» Aim:
Sort through the data and copy the lines holding the word "revenu".

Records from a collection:
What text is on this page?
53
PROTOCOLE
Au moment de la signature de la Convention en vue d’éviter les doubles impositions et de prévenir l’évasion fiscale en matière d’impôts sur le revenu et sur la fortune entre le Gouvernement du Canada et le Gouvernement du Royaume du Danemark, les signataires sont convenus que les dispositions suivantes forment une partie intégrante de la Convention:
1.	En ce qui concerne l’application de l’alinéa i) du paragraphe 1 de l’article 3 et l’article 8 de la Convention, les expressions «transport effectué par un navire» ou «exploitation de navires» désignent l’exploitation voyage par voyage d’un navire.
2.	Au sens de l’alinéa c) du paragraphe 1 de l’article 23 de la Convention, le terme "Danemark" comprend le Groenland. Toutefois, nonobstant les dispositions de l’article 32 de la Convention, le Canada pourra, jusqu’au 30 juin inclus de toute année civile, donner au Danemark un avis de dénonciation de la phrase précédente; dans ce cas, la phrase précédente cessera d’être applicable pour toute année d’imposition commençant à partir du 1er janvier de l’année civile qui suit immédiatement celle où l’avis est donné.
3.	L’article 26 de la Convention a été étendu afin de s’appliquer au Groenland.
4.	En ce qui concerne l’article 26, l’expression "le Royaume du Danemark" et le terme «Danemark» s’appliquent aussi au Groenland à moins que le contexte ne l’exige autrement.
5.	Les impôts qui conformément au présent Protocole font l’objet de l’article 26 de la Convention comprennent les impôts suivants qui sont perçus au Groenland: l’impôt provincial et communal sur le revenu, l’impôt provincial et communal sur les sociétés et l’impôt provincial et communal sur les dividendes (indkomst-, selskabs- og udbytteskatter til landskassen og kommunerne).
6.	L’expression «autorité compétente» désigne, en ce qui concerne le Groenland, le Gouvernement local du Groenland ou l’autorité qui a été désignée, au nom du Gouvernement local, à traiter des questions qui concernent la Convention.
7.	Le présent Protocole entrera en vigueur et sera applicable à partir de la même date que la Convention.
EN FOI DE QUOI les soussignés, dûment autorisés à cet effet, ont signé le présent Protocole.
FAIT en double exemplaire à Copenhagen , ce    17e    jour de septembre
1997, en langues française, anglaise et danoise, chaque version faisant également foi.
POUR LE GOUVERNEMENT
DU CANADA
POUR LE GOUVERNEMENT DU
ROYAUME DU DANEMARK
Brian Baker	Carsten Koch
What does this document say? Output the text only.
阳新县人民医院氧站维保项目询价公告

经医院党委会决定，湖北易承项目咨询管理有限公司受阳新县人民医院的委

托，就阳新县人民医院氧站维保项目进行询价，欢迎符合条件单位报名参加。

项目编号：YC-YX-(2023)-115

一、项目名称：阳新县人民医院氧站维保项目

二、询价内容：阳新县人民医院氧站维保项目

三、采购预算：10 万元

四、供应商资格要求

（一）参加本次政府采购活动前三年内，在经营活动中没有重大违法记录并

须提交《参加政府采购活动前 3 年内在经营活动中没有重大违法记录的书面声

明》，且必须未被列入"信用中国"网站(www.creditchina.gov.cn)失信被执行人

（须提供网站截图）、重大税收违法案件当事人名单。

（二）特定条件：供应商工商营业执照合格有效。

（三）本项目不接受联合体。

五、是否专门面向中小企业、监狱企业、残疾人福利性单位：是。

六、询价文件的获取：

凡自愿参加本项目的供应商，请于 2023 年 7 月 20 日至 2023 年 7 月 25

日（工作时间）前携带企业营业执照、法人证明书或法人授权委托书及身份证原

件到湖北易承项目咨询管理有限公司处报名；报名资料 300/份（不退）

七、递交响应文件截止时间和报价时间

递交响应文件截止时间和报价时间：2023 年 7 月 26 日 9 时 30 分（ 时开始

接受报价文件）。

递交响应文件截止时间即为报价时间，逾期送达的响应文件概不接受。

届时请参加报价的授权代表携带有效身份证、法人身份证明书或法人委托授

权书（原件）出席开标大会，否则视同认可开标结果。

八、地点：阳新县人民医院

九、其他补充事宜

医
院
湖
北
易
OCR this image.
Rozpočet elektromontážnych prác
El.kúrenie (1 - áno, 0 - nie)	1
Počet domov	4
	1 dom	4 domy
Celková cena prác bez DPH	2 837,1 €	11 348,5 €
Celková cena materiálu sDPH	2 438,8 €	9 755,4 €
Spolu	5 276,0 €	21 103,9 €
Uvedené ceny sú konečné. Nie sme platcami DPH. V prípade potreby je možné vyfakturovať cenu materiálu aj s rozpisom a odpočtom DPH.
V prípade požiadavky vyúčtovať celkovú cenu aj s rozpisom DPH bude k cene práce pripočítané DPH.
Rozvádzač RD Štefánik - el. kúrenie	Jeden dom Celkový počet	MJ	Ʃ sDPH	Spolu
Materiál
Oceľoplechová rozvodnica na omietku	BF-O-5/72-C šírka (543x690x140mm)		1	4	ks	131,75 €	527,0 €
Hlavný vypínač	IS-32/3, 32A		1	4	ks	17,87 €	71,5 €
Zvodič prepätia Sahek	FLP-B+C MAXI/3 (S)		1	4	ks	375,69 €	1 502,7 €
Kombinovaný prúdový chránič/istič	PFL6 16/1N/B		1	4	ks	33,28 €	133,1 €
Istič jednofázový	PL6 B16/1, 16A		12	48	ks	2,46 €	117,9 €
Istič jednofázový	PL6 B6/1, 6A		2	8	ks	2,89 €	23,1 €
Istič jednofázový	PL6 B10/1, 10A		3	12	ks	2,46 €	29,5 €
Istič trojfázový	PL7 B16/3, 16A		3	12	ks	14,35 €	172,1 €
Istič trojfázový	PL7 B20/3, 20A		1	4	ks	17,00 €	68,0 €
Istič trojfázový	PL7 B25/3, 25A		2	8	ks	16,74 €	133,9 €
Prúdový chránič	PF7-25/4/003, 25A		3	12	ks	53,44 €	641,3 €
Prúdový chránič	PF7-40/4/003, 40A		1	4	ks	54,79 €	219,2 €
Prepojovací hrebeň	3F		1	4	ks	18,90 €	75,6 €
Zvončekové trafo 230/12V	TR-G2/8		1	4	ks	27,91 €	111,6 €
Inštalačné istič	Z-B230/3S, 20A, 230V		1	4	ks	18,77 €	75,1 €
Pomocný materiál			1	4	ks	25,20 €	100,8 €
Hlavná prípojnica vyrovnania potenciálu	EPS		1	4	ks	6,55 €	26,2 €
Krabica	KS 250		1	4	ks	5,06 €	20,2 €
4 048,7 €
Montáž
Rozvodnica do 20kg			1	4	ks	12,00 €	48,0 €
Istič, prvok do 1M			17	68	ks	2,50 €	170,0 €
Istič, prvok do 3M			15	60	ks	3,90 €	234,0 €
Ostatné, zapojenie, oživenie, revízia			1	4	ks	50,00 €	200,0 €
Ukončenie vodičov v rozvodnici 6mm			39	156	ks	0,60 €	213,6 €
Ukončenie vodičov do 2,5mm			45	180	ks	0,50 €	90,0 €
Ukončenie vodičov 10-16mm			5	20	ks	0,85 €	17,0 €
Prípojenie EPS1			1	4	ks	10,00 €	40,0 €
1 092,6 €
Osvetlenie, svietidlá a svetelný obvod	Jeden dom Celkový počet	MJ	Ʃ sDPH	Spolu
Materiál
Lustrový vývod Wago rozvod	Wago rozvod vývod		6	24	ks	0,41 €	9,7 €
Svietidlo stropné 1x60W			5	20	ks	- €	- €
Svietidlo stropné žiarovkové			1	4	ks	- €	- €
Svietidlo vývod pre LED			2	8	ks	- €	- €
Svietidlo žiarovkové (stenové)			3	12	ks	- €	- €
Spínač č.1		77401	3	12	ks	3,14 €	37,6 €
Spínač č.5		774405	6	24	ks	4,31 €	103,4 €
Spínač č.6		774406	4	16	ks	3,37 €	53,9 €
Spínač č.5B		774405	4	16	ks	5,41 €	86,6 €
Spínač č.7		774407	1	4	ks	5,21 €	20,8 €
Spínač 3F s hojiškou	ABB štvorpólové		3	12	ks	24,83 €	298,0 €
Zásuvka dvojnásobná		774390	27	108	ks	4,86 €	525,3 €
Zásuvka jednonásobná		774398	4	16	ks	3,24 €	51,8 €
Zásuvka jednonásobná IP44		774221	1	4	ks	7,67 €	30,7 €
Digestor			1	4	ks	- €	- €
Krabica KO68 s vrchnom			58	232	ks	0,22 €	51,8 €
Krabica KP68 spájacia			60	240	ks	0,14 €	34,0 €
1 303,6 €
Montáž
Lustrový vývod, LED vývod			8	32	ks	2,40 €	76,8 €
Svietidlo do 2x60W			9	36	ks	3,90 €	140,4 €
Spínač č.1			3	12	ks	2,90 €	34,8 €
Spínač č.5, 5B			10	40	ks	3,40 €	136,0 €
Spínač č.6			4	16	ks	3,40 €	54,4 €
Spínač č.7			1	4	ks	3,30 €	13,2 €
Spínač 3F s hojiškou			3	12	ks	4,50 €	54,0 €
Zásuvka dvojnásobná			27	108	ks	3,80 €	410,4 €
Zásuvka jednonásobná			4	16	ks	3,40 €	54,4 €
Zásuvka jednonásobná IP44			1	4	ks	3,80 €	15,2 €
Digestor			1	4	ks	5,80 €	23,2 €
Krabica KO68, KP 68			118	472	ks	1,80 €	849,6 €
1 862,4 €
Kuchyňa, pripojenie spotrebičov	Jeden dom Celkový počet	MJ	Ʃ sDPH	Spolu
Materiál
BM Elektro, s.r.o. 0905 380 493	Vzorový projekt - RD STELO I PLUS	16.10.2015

» Written reply:
Au moment de la signature de la Convention en vue d’éviter les doubles impositions et de prévenir l’évasion fiscale en matière d’impôts sur le revenu et sur la fortune entre le Gouvernement du Canada et le Gouvernement du Royaume du Danemark, les signataires sont convenus que les dispositions suivantes forment une partie intégrante de la Convention:
5.	Les impôts qui conformément au présent Protocole font l’objet de l’article 26 de la Convention comprennent les impôts suivants qui sont perçus au Groenland: l’impôt provincial et communal sur le revenu, l’impôt provincial et communal sur les sociétés et l’impôt provincial et communal sur les dividendes (indkomst-, selskabs- og udbytteskatter til landskassen og kommunerne).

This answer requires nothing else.